> SOURCE EXCERPT
Now, I know what you’re thinking.  Wasn’t it just yesterday that I was shouting in the streets about gnome liberation and the evils of oppressive gardening?  Well, in point of fact, it was three years ago.  Three years of growing dissatisfaction and disillusionment, watching the ideal of freedom for all gnomedom repeatedly smash up against the cold brick wall of reality.  Nobody in the GGLF talks about the ugly fallout of the gnome liberation movement: displaced gnomes starving in the streets, rejected by the simple woodland communities they used to call home, standing in unemployment lines (where many of them are trampled by unobservant human beings who, let’s face it, have the competitive edge when it comes to jobs hauling fifty pound bags of landscaping bark at Home Depot.)

> THE TASKS
1. In the gnome liberation piece, condense the paragraph beginning "Now, I know what you're thinking" into a short bulleted list that keeps its main facts.
2. Write a few more sentences of the gnome liberation piece, continuing on from its last sentence in the same voice.
The material that follows has no connection to the gnome liberation piece.

> COLLECTED MATERIAL
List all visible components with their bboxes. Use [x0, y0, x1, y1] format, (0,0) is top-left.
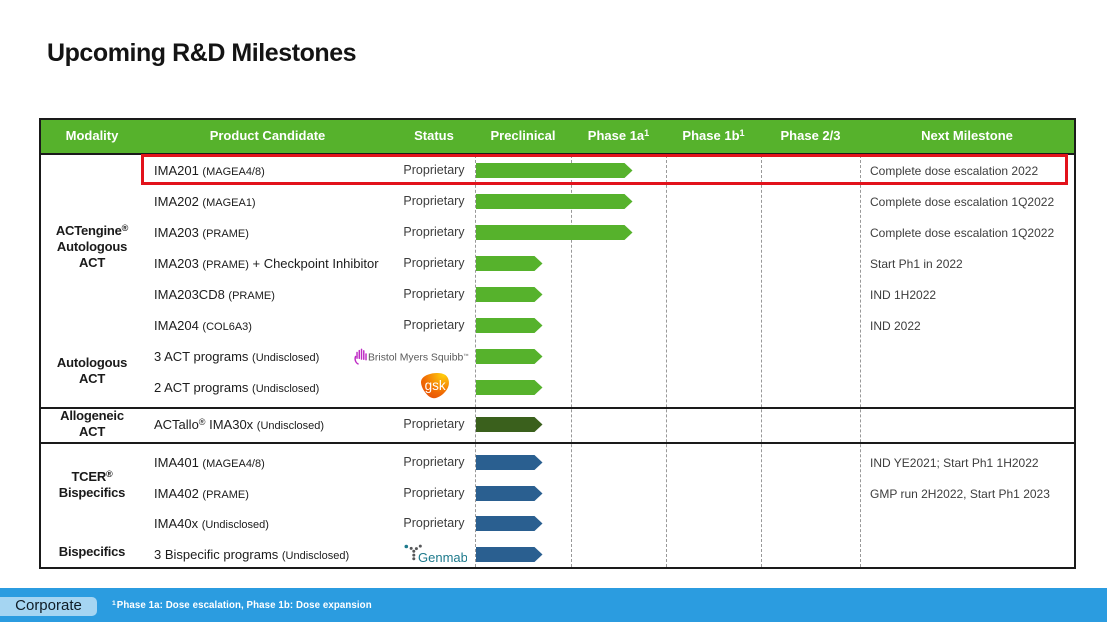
svg-text:Genmab: Genmab — [418, 550, 467, 565]
svg-text:Bristol Myers Squibb™: Bristol Myers Squibb™ — [368, 353, 469, 364]
svg-text:gsk: gsk — [425, 378, 446, 393]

> OUTPUTS FOR THE TASKS
1.
- The writer's street protests for gnome liberation and against oppressive gardening happened three years ago, not yesterday.
- Those three years brought growing disillusionment as the ideal of freedom for all gnomes kept running into reality.
- The GGLF doesn't talk about the movement's ugly fallout.
- Displaced gnomes are starving in the streets and have been rejected by the woodland communities they once called home.
- Gnomes stand in unemployment lines, where careless humans trample many of them.
- Humans have the edge for jobs like hauling fifty-pound bags of landscaping bark at Home Depot.

2.
I sensed intuitively that Ingalls didn’t want to talk about his past, but the haunted look in his eyes bespoke a life on the streets, running from stray cats and filching stale pizza crust out of the Valentino’s dumpster.  If I can give just one gnome a home, a job, and all the earthworms he can eat, how can that be inconsistent with my sincere desire to build a better life for all gnomekind?  After all, he’s free to come and go as he likes.

The Junior Mints are a token of solidarity.

So, the next time you come to visit us at (name of house yet to be decided), be sure to keep your eyes open for a glimpse of Ingalls among the rhodies and lilacs.

And for pity’s sake, watch where you step!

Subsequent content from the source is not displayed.